### PROBLEM REQUIREMENTS
Copy out all lines in the data below containing the string "Подпрограмма".

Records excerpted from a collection
------------

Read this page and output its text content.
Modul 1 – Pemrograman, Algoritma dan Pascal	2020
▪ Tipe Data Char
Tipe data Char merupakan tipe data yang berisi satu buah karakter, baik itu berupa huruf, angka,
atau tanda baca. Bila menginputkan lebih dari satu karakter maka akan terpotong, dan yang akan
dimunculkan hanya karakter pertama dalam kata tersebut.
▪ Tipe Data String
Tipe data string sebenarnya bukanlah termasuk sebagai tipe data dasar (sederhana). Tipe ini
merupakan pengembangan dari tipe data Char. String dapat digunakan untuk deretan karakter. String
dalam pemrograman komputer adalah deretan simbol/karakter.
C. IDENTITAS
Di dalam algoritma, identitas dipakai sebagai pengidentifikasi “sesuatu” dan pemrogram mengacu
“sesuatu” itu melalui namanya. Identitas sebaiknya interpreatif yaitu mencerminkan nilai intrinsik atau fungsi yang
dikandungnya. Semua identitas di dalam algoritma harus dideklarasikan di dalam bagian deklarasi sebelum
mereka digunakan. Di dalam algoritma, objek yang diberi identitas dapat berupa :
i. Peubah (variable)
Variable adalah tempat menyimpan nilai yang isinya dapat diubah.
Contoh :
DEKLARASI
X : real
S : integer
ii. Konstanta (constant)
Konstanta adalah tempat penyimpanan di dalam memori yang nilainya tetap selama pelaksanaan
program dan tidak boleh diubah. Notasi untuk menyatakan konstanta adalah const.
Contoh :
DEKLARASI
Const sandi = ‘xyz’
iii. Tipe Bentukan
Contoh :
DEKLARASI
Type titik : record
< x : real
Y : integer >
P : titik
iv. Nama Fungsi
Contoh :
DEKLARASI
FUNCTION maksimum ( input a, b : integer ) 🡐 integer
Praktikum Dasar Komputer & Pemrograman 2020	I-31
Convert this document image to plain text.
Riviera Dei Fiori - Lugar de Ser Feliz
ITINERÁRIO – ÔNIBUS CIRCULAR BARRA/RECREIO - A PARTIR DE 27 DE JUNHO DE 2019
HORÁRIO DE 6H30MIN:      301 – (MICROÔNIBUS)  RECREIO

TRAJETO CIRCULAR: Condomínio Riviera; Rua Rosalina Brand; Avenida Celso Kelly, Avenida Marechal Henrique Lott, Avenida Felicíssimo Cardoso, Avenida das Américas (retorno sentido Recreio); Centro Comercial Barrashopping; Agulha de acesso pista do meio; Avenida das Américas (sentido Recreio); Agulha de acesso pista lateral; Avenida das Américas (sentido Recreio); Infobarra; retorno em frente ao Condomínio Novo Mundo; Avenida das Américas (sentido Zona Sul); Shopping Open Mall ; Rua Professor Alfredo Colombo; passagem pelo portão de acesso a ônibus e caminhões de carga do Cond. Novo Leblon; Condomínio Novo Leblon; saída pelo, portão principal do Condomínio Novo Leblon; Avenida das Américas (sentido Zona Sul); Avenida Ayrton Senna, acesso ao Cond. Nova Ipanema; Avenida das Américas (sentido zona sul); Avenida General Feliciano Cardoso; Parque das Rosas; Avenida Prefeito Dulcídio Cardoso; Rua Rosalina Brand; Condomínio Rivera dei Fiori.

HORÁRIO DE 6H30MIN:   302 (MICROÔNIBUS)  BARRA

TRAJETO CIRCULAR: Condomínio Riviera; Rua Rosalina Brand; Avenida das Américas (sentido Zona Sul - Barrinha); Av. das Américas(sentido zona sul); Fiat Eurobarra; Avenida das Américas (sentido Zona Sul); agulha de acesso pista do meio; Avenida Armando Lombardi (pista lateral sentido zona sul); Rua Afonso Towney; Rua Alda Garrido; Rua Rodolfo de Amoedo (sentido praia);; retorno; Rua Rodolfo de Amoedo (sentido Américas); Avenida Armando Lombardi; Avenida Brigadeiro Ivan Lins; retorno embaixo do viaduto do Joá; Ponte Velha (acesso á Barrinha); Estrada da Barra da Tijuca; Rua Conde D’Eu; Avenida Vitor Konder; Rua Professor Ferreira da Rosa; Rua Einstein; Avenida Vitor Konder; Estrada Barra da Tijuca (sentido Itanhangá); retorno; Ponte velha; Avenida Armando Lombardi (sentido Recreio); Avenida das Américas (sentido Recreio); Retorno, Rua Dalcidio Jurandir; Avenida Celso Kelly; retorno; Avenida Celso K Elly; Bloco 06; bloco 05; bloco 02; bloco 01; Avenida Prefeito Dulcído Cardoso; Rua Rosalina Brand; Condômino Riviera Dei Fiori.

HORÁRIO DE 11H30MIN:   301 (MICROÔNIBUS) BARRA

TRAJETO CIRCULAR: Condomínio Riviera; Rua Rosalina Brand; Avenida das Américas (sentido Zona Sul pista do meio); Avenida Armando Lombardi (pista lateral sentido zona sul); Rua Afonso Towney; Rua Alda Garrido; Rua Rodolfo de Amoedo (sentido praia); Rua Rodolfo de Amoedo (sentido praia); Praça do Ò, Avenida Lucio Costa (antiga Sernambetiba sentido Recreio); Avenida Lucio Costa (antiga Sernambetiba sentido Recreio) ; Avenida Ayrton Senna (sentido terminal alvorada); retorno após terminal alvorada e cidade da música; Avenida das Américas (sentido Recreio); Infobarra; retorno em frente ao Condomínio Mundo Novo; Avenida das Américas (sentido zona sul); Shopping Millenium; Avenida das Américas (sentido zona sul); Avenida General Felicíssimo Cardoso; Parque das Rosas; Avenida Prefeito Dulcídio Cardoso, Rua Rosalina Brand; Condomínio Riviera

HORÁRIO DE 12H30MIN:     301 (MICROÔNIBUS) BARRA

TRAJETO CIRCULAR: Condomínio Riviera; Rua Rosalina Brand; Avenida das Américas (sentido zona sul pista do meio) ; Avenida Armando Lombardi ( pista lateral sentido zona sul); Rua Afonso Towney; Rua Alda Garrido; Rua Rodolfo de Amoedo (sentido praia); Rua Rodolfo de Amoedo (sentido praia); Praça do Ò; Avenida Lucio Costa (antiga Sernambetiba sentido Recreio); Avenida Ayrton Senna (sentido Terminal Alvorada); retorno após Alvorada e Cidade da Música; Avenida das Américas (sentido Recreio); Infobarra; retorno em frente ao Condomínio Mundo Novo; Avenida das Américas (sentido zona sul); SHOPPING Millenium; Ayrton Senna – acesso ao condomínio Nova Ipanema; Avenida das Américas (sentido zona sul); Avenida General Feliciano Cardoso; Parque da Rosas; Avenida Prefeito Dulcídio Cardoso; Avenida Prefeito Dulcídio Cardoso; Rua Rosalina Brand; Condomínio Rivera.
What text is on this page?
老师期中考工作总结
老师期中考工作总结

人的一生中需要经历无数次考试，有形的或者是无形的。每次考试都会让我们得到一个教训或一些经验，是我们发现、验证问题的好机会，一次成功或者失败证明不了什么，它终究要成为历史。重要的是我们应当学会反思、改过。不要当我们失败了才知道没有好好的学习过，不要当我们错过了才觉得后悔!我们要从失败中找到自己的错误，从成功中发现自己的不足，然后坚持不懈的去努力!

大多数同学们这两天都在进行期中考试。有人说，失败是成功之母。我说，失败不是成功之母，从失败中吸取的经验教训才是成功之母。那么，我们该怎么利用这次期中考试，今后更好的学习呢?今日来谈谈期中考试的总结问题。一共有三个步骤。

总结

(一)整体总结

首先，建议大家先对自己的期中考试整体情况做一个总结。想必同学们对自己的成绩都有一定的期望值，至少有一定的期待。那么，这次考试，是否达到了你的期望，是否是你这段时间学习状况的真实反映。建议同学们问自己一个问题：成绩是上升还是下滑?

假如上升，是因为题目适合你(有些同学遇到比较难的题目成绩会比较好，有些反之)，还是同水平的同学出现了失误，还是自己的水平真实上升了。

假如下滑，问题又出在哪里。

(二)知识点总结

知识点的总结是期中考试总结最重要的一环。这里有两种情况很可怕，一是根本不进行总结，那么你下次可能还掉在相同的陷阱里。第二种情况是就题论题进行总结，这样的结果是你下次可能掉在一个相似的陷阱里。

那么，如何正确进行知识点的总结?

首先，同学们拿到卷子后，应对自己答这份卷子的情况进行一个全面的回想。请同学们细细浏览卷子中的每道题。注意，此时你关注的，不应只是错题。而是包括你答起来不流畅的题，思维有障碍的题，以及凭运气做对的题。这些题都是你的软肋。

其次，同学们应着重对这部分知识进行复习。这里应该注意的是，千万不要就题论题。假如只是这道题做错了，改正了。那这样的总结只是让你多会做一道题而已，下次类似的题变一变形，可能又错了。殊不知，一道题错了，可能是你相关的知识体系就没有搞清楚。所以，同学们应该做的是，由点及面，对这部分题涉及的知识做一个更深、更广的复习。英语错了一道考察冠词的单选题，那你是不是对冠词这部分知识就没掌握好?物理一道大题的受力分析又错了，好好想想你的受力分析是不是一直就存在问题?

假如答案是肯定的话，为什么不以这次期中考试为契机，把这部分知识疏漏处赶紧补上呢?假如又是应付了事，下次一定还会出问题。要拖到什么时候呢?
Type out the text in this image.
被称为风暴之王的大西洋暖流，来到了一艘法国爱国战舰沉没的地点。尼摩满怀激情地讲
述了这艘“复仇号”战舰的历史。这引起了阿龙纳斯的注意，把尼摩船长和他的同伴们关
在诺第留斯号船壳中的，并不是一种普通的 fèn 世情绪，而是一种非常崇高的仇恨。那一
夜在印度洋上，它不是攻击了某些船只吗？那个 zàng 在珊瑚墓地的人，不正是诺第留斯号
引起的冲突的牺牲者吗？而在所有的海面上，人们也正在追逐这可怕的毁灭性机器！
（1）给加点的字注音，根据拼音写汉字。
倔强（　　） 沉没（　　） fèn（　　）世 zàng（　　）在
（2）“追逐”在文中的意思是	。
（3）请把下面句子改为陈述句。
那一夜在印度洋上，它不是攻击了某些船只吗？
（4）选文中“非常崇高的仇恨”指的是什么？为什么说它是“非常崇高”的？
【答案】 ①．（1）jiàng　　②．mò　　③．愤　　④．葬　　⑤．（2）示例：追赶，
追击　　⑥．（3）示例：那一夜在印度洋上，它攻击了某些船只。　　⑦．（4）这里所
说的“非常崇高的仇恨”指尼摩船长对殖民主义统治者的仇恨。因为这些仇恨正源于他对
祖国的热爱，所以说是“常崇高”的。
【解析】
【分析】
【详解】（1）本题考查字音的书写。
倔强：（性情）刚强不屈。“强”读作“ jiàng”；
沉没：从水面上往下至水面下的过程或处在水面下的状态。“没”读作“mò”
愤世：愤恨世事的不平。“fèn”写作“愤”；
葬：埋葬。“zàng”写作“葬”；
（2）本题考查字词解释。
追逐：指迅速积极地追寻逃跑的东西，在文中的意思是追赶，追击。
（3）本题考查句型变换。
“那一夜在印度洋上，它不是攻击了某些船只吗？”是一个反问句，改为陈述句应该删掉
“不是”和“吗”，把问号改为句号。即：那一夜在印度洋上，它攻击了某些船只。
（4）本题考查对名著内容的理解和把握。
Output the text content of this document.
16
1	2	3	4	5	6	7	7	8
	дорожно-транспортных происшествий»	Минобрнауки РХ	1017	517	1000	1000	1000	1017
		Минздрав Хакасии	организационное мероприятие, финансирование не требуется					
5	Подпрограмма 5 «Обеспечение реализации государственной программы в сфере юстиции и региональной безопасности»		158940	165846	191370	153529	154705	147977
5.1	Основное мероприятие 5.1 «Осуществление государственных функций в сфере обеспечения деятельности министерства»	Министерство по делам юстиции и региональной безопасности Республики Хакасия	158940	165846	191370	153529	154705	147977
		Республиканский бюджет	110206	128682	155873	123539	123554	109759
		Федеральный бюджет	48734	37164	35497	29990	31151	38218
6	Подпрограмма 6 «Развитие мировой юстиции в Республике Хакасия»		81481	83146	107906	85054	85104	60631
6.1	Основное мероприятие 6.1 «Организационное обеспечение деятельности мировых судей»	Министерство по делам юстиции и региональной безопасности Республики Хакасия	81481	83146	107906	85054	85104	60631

------------

### TASK OUTPUT
5	Подпрограмма 5 «Обеспечение реализации государственной программы в сфере юстиции и региональной безопасности»		158940	165846	191370	153529	154705	147977
6	Подпрограмма 6 «Развитие мировой юстиции в Республике Хакасия»		81481	83146	107906	85054	85104	60631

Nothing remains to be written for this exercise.